======== 読解文

長留羽黒神社(宗吾神社)
惣五郎非実在説もあるが,名主を務めたという公津(こうづ)村(現在の千葉県成田市)の名寄帳に惣五郎という高持百姓がいたこと,1660年に正信が改易されていることなどから事実であった可能性は高い。なお,惣五郎を題材としたものに歌舞伎《東山桜荘子(さくらそうし)》(3世瀬川如皐(じょこう)作,1851年初演),講談《佐倉義民伝》がある。
小鹿野町・長留地域には、佐倉惣五郎(宗吾)を羽黒神と共に主祭神として祀る社があり、通称「宗吾神社」ともいう。今でも宗吾への信仰心が中心となっていて、参拝時も「南無宗吾様」と唱えて祈願する人が多いという。
・所在地 埼玉県秩父郡小鹿野町長留3537
・ご祭神 羽黒大神 諏訪大神 宗吾大明神
・社 格 長留中郷鎮守
・例祭等 春祭り 4月28日 例大祭 10月体育の日(長留の獅子舞)

================
======== 使用する一覧

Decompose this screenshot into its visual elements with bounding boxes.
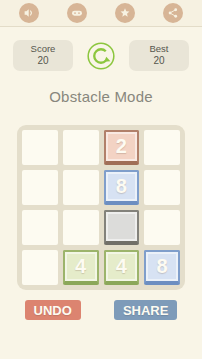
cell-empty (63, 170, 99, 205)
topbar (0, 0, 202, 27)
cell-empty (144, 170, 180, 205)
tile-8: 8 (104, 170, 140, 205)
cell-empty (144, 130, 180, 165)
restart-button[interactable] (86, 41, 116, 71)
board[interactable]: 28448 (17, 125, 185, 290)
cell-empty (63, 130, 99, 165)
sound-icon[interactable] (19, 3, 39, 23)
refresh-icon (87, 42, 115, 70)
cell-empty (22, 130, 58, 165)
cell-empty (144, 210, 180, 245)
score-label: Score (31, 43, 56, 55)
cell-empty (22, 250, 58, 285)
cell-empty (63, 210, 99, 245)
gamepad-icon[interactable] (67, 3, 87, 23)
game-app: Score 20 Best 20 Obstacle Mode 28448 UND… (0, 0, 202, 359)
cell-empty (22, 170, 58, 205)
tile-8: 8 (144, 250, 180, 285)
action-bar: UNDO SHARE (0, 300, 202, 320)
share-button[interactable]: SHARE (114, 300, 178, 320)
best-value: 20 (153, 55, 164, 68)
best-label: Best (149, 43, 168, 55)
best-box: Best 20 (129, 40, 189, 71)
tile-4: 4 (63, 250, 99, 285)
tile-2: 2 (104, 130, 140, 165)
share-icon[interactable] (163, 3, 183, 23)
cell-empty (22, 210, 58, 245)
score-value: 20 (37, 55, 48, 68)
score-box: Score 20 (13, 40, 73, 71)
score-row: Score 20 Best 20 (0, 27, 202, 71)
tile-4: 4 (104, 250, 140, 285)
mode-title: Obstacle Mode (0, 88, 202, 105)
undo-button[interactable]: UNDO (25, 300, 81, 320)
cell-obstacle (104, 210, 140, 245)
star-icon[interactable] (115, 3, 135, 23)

================
======== 使用する一覧

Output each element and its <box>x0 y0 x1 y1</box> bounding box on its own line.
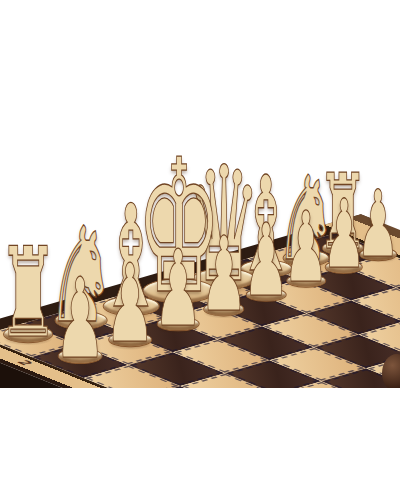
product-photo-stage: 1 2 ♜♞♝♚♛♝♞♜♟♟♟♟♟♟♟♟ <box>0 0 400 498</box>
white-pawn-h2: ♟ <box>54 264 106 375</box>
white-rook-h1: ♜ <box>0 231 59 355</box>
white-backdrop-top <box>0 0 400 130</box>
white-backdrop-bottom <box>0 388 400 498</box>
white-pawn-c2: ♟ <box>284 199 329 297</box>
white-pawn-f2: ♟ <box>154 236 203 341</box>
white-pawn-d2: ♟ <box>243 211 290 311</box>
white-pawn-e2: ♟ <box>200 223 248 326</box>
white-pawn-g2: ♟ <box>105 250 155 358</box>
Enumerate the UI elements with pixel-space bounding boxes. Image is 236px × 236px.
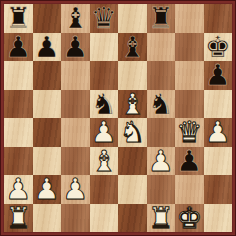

================

**取り組む課題:**
1. 宗吾神社の文章のうち、「惣五郎非実在説もあるが,名主」から「4月28日 例大祭 10月体育の日(長留の獅子舞)」までを正確に打ち直しなさい。
2. 一覧のうち、「Decompose this screenshot」を含む行から「cell-empty (144, 130, 180, 165)」を含む行までについて、「topbar」を「header-bar」に置き換え、ほかは変えずに示しなさい。画像は答えに入れないこと。

**解答例:**
1.
惣五郎非実在説もあるが,名主を務めたという公津(こうづ)村(現在の千葉県成田市)の名寄帳に惣五郎という高持百姓がいたこと,1660年に正信が改易されていることなどから事実であった可能性は高い。なお,惣五郎を題材としたものに歌舞伎《東山桜荘子(さくらそうし)》(3世瀬川如皐(じょこう)作,1851年初演),講談《佐倉義民伝》がある。
小鹿野町・長留地域には、佐倉惣五郎(宗吾)を羽黒神と共に主祭神として祀る社があり、通称「宗吾神社」ともいう。今でも宗吾への信仰心が中心となっていて、参拝時も「南無宗吾様」と唱えて祈願する人が多いという。
・所在地 埼玉県秩父郡小鹿野町長留3537
・ご祭神 羽黒大神 諏訪大神 宗吾大明神
・社 格 長留中郷鎮守
・例祭等 春祭り 4月28日 例大祭 10月体育の日(長留の獅子舞)

2.
Decompose this screenshot into its visual elements with bounding boxes.
cell-empty (63, 170, 99, 205)
header-bar (0, 0, 202, 27)
cell-empty (144, 170, 180, 205)
tile-8: 8 (104, 170, 140, 205)
cell-empty (144, 130, 180, 165)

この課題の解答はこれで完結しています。